Please write out the complete listing that follows, exactly as it reads.
::::::::
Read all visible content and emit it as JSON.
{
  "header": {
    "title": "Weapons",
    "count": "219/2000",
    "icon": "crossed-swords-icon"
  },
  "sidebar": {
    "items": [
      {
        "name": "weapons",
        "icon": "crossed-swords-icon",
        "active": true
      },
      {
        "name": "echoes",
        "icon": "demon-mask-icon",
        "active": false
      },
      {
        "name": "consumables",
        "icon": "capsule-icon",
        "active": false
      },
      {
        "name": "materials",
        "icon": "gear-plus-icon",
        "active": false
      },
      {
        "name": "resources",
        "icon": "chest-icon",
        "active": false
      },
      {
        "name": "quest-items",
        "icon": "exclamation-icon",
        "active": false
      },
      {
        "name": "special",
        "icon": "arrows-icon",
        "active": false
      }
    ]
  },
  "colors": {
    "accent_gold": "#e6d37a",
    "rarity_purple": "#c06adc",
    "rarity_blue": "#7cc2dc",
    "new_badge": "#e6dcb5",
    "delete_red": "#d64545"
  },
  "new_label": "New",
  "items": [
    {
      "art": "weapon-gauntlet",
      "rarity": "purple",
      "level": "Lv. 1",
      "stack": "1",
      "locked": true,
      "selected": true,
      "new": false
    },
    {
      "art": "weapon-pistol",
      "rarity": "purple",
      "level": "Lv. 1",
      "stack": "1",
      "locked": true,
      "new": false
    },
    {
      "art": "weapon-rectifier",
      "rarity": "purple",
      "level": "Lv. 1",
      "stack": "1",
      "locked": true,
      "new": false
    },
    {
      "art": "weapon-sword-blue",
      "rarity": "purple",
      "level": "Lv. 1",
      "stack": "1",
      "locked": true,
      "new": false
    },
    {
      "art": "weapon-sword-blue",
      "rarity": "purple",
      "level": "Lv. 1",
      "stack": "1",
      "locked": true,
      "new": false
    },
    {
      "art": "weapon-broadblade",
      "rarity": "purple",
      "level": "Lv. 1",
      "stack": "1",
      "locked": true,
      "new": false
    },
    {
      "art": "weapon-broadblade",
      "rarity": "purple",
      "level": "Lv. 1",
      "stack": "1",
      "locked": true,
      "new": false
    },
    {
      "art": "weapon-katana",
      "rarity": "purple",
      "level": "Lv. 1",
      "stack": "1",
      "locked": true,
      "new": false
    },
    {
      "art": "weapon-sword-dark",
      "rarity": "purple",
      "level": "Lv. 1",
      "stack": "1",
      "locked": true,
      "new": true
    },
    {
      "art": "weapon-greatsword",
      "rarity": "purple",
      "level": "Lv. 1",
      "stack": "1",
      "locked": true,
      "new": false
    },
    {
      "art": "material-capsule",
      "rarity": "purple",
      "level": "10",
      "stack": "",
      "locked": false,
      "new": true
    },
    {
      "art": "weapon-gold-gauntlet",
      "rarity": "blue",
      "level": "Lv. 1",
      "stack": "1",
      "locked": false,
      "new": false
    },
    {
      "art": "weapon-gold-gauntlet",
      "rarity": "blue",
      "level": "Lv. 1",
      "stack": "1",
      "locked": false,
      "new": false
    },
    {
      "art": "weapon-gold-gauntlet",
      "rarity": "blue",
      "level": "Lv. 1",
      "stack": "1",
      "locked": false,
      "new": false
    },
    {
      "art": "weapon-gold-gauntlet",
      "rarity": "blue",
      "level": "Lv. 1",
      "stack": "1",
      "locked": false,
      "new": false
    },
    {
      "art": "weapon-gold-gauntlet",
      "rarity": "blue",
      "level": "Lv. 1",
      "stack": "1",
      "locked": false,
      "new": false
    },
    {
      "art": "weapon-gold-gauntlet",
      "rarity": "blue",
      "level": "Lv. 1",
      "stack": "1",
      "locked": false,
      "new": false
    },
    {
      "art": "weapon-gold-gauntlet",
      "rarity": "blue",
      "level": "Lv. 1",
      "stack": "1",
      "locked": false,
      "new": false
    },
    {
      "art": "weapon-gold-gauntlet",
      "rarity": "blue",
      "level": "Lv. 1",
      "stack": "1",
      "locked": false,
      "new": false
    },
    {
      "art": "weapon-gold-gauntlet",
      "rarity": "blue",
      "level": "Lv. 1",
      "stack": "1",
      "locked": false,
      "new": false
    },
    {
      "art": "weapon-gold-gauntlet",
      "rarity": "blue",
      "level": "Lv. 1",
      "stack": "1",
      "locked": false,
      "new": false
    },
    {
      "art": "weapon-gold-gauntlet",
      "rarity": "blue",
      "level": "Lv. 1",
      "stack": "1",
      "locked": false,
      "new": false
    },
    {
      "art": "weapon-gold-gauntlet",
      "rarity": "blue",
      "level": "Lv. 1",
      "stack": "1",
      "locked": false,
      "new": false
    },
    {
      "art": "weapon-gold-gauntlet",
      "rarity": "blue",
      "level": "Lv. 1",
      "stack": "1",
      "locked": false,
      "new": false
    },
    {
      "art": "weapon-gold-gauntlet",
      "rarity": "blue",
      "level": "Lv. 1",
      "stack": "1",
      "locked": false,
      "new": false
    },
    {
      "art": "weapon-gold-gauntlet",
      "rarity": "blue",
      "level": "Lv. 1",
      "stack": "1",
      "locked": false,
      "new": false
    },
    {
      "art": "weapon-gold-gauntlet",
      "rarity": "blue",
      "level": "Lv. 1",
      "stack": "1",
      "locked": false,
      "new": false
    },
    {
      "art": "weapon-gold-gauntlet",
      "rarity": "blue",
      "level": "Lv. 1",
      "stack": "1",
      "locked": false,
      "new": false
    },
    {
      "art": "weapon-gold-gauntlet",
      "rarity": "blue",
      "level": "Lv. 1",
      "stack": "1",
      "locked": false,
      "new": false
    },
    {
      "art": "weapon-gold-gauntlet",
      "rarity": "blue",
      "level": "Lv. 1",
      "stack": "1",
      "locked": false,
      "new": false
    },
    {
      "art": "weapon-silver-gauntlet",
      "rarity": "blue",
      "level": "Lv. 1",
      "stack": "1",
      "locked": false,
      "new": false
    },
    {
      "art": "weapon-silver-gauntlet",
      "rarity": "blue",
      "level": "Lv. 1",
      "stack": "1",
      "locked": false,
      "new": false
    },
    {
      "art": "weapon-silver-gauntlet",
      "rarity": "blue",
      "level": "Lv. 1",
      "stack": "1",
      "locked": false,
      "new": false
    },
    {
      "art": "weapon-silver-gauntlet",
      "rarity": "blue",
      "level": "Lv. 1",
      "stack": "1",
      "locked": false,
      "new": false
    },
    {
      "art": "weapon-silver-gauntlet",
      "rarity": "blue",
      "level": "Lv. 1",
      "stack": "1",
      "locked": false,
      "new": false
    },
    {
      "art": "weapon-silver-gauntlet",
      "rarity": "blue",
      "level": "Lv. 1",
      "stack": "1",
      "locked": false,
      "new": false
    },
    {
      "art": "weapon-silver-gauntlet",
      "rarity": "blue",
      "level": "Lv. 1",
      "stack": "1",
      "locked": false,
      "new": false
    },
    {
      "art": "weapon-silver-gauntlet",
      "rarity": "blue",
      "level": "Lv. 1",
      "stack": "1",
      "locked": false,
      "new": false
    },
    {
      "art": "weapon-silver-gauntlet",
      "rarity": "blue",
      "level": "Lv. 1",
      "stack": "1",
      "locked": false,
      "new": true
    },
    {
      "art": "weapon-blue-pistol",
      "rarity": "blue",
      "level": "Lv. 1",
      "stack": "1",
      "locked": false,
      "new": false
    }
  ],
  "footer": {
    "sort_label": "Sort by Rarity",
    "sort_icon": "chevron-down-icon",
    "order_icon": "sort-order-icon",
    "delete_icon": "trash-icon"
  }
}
::::::::
**WRITTEN SOLUTION**
Read all visible content and emit it as JSON.
{
  "header": {
    "title": "Weapons",
    "count": "219/2000",
    "icon": "crossed-swords-icon"
  },
  "sidebar": {
    "items": [
      {
        "name": "weapons",
        "icon": "crossed-swords-icon",
        "active": true
      },
      {
        "name": "echoes",
        "icon": "demon-mask-icon",
        "active": false
      },
      {
        "name": "consumables",
        "icon": "capsule-icon",
        "active": false
      },
      {
        "name": "materials",
        "icon": "gear-plus-icon",
        "active": false
      },
      {
        "name": "resources",
        "icon": "chest-icon",
        "active": false
      },
      {
        "name": "quest-items",
        "icon": "exclamation-icon",
        "active": false
      },
      {
        "name": "special",
        "icon": "arrows-icon",
        "active": false
      }
    ]
  },
  "colors": {
    "accent_gold": "#e6d37a",
    "rarity_purple": "#c06adc",
    "rarity_blue": "#7cc2dc",
    "new_badge": "#e6dcb5",
    "delete_red": "#d64545"
  },
  "new_label": "New",
  "items": [
    {
      "art": "weapon-gauntlet",
      "rarity": "purple",
      "level": "Lv. 1",
      "stack": "1",
      "locked": true,
      "selected": true,
      "new": false
    },
    {
      "art": "weapon-pistol",
      "rarity": "purple",
      "level": "Lv. 1",
      "stack": "1",
      "locked": true,
      "new": false
    },
    {
      "art": "weapon-rectifier",
      "rarity": "purple",
      "level": "Lv. 1",
      "stack": "1",
      "locked": true,
      "new": false
    },
    {
      "art": "weapon-sword-blue",
      "rarity": "purple",
      "level": "Lv. 1",
      "stack": "1",
      "locked": true,
      "new": false
    },
    {
      "art": "weapon-sword-blue",
      "rarity": "purple",
      "level": "Lv. 1",
      "stack": "1",
      "locked": true,
      "new": false
    },
    {
      "art": "weapon-broadblade",
      "rarity": "purple",
      "level": "Lv. 1",
      "stack": "1",
      "locked": true,
      "new": false
    },
    {
      "art": "weapon-broadblade",
      "rarity": "purple",
      "level": "Lv. 1",
      "stack": "1",
      "locked": true,
      "new": false
    },
    {
      "art": "weapon-katana",
      "rarity": "purple",
      "level": "Lv. 1",
      "stack": "1",
      "locked": true,
      "new": false
    },
    {
      "art": "weapon-sword-dark",
      "rarity": "purple",
      "level": "Lv. 1",
      "stack": "1",
      "locked": true,
      "new": true
    },
    {
      "art": "weapon-greatsword",
      "rarity": "purple",
      "level": "Lv. 1",
      "stack": "1",
      "locked": true,
      "new": false
    },
    {
      "art": "material-capsule",
      "rarity": "purple",
      "level": "10",
      "stack": "",
      "locked": false,
      "new": true
    },
    {
      "art": "weapon-gold-gauntlet",
      "rarity": "blue",
      "level": "Lv. 1",
      "stack": "1",
      "locked": false,
      "new": false
    },
    {
      "art": "weapon-gold-gauntlet",
      "rarity": "blue",
      "level": "Lv. 1",
      "stack": "1",
      "locked": false,
      "new": false
    },
    {
      "art": "weapon-gold-gauntlet",
      "rarity": "blue",
      "level": "Lv. 1",
      "stack": "1",
      "locked": false,
      "new": false
    },
    {
      "art": "weapon-gold-gauntlet",
      "rarity": "blue",
      "level": "Lv. 1",
      "stack": "1",
      "locked": false,
      "new": false
    },
    {
      "art": "weapon-gold-gauntlet",
      "rarity": "blue",
      "level": "Lv. 1",
      "stack": "1",
      "locked": false,
      "new": false
    },
    {
      "art": "weapon-gold-gauntlet",
      "rarity": "blue",
      "level": "Lv. 1",
      "stack": "1",
      "locked": false,
      "new": false
    },
    {
      "art": "weapon-gold-gauntlet",
      "rarity": "blue",
      "level": "Lv. 1",
      "stack": "1",
      "locked": false,
      "new": false
    },
    {
      "art": "weapon-gold-gauntlet",
      "rarity": "blue",
      "level": "Lv. 1",
      "stack": "1",
      "locked": false,
      "new": false
    },
    {
      "art": "weapon-gold-gauntlet",
      "rarity": "blue",
      "level": "Lv. 1",
      "stack": "1",
      "locked": false,
      "new": false
    },
    {
      "art": "weapon-gold-gauntlet",
      "rarity": "blue",
      "level": "Lv. 1",
      "stack": "1",
      "locked": false,
      "new": false
    },
    {
      "art": "weapon-gold-gauntlet",
      "rarity": "blue",
      "level": "Lv. 1",
      "stack": "1",
      "locked": false,
      "new": false
    },
    {
      "art": "weapon-gold-gauntlet",
      "rarity": "blue",
      "level": "Lv. 1",
      "stack": "1",
      "locked": false,
      "new": false
    },
    {
      "art": "weapon-gold-gauntlet",
      "rarity": "blue",
      "level": "Lv. 1",
      "stack": "1",
      "locked": false,
      "new": false
    },
    {
      "art": "weapon-gold-gauntlet",
      "rarity": "blue",
      "level": "Lv. 1",
      "stack": "1",
      "locked": false,
      "new": false
    },
    {
      "art": "weapon-gold-gauntlet",
      "rarity": "blue",
      "level": "Lv. 1",
      "stack": "1",
      "locked": false,
      "new": false
    },
    {
      "art": "weapon-gold-gauntlet",
      "rarity": "blue",
      "level": "Lv. 1",
      "stack": "1",
      "locked": false,
      "new": false
    },
    {
      "art": "weapon-gold-gauntlet",
      "rarity": "blue",
      "level": "Lv. 1",
      "stack": "1",
      "locked": false,
      "new": false
    },
    {
      "art": "weapon-gold-gauntlet",
      "rarity": "blue",
      "level": "Lv. 1",
      "stack": "1",
      "locked": false,
      "new": false
    },
    {
      "art": "weapon-gold-gauntlet",
      "rarity": "blue",
      "level": "Lv. 1",
      "stack": "1",
      "locked": false,
      "new": false
    },
    {
      "art": "weapon-silver-gauntlet",
      "rarity": "blue",
      "level": "Lv. 1",
      "stack": "1",
      "locked": false,
      "new": false
    },
    {
      "art": "weapon-silver-gauntlet",
      "rarity": "blue",
      "level": "Lv. 1",
      "stack": "1",
      "locked": false,
      "new": false
    },
    {
      "art": "weapon-silver-gauntlet",
      "rarity": "blue",
      "level": "Lv. 1",
      "stack": "1",
      "locked": false,
      "new": false
    },
    {
      "art": "weapon-silver-gauntlet",
      "rarity": "blue",
      "level": "Lv. 1",
      "stack": "1",
      "locked": false,
      "new": false
    },
    {
      "art": "weapon-silver-gauntlet",
      "rarity": "blue",
      "level": "Lv. 1",
      "stack": "1",
      "locked": false,
      "new": false
    },
    {
      "art": "weapon-silver-gauntlet",
      "rarity": "blue",
      "level": "Lv. 1",
      "stack": "1",
      "locked": false,
      "new": false
    },
    {
      "art": "weapon-silver-gauntlet",
      "rarity": "blue",
      "level": "Lv. 1",
      "stack": "1",
      "locked": false,
      "new": false
    },
    {
      "art": "weapon-silver-gauntlet",
      "rarity": "blue",
      "level": "Lv. 1",
      "stack": "1",
      "locked": false,
      "new": false
    },
    {
      "art": "weapon-silver-gauntlet",
      "rarity": "blue",
      "level": "Lv. 1",
      "stack": "1",
      "locked": false,
      "new": true
    },
    {
      "art": "weapon-blue-pistol",
      "rarity": "blue",
      "level": "Lv. 1",
      "stack": "1",
      "locked": false,
      "new": false
    }
  ],
  "footer": {
    "sort_label": "Sort by Rarity",
    "sort_icon": "chevron-down-icon",
    "order_icon": "sort-order-icon",
    "delete_icon": "trash-icon"
  }
}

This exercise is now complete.